• _Your task_
Among the entries below, find every line that contains the string "comparison", then copy it.

============

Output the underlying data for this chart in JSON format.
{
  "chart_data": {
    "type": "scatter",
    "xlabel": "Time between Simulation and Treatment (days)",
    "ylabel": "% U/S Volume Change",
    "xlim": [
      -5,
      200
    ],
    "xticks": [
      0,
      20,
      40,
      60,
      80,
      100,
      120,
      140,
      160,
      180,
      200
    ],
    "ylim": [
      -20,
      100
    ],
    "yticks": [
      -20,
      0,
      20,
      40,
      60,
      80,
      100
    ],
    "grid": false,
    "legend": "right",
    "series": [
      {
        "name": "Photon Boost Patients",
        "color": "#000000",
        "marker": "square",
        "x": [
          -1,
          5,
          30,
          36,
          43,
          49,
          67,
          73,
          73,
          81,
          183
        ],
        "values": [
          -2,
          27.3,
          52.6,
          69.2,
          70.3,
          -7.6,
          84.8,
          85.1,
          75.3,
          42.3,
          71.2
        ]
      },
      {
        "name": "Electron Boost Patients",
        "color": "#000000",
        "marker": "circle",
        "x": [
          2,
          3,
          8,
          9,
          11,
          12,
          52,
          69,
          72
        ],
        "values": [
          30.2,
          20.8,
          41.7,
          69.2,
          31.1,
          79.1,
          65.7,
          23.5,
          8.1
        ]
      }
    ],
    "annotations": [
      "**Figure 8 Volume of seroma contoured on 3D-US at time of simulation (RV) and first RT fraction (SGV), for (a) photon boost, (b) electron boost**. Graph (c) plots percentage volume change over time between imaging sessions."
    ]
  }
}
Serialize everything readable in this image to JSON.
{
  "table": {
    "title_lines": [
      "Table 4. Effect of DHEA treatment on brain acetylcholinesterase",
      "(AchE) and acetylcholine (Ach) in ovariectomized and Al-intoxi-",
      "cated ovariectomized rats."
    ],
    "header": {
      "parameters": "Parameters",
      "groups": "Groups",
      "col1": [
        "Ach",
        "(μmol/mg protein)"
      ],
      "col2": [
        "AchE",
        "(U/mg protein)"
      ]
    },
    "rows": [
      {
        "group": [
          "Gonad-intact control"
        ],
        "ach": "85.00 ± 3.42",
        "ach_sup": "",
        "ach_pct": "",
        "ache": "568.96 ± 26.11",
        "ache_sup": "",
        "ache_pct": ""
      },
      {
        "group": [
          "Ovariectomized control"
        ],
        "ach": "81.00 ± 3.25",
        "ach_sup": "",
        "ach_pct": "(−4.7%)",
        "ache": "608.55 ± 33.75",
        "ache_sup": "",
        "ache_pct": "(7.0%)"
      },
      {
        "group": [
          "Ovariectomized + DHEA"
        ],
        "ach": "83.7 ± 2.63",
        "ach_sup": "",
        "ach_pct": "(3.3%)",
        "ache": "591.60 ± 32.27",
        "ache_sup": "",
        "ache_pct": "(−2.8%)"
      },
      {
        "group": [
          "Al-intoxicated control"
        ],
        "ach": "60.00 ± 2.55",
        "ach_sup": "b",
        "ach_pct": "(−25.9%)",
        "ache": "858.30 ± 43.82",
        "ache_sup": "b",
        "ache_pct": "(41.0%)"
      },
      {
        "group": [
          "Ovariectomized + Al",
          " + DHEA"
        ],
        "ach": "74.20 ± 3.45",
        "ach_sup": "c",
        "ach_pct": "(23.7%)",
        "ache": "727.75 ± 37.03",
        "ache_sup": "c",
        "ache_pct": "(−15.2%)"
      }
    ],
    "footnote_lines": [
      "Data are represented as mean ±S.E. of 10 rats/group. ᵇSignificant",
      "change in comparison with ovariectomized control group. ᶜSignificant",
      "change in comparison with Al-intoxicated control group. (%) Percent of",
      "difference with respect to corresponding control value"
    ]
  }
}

============

• _Task result_
      "change in comparison with ovariectomized control group. ᶜSignificant",
      "change in comparison with Al-intoxicated control group. (%) Percent of",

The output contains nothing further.